Problem set:
1. Translate this sentence from the DACA passage into Spanish: "Until now, undocumented immigrants had stayed out of the spotlight, leaving others to speak on their behalf to avoid exposing their illegal status."
2. Reproduce the DACA passage from "What has this" up to and including "country as children.".

━━━━━ Source passage

That all changed on Wednesday after she heard the news about the judge’s latest decision.

“I feel empowered. I am motivated again. I have to continue thinking positive,” she said.

For now.

What has this crazy ride been like for the 700,000 undocumented immigrants, brought to the United States as children, whose fate depends on DACA? Here’s a glimpse.

The Dream Begins

2010: Much of DACA had its seeds in a piece of legislation known as the Dream Act that would have given a path to citizenship to more than one million young immigrants brought illegally into the country as children.

More than 100 of them packed the Senate gallery. They held hands as the vote was taken, many of them praying. In the end, the bill passed the House but fell an excruciating five votes short in the Senate. The Dreamers were ushered out into the Capitol hallway, hugging and weeping. They began to defiantly chant: “What do we want? The Dream Act! When do we want it? Now!”

Something had changed. Until now, undocumented immigrants had stayed out of the spotlight, leaving others to speak on their behalf to avoid exposing their illegal status. No more.

“We were thinking no matter what, this vote doesn’t define us,” said Lorella Praeli, director of immigration policy and campaigns at the ACLU, who was then a Dreamer in Connecticut. Our lives will never be the same, because we’ve come out of the shadows.”

Ms. Praeli, then 23, and several other Dreamer leaders would play an instrumental role in persuading President Obama that young undocumented immigrants could be shielded from deportation even without congressional action.

“We wanted to be everyday Americans,” recalled Gaby Pacheco, then 27, a leader of a fast-growing group of young immigrants called United We Dream. She arrived in the United States from Ecuador when she was 8 years old.

Ms. Pacheco, Ms. Praeli and their fellow activists campaigned for more than two years with marches and sit-ins, arguing that they were Americans in every sense but their birthplace.

Obama Steps In: DACA is Born

June 2012: Under pressure from the young immigrants and their allies, President Obama took executive action to create DACA, providing the young people with protection from deportation and work permits renewable every two years.

Obama DREAM Act Prosecutorial Discretion Remarks Video by MicEvHill

When Mr. Obama made the announcement in the Rose Garden, Dreamers around the country — many who had been glued to their televisions — were elated. They embraced and cried, this time in celebration.

“I received a call from a White House official telling me that I should turn on the TV,” recalled Juan Escalante, an activist who was working at his computer in Tallahassee, Fla. “When the president was speaking, my jaw dropped to the floor. I ran out of the office to call my mother crying, because I knew it was going to help me, my brothers and thousands of other Dreamers.”

━━━━━━━━━━
━━━━━ Source excerpt

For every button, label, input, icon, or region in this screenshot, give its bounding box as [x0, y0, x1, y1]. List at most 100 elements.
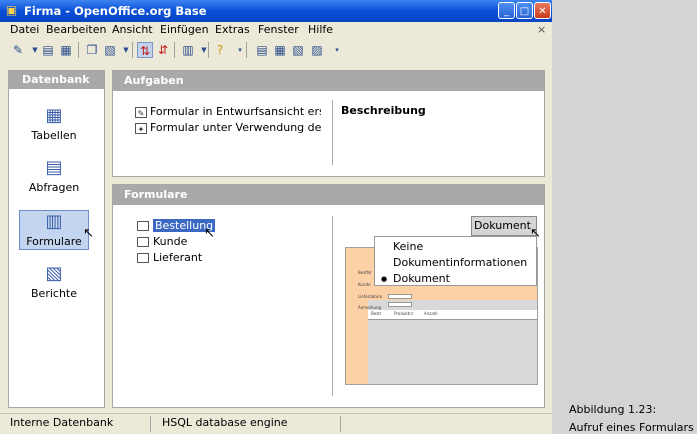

━━━━━━━━━━

Responses for each task:
1. Hasta entonces, los inmigrantes indocumentados se habían mantenido fuera del foco de atención, dejando que otros hablaran en su nombre para evitar exponer su situación ilegal.

2.
What has this crazy ride been like for the 700,000 undocumented immigrants, brought to the United States as children, whose fate depends on DACA? Here’s a glimpse.

The Dream Begins

2010: Much of DACA had its seeds in a piece of legislation known as the Dream Act that would have given a path to citizenship to more than one million young immigrants brought illegally into the country as children.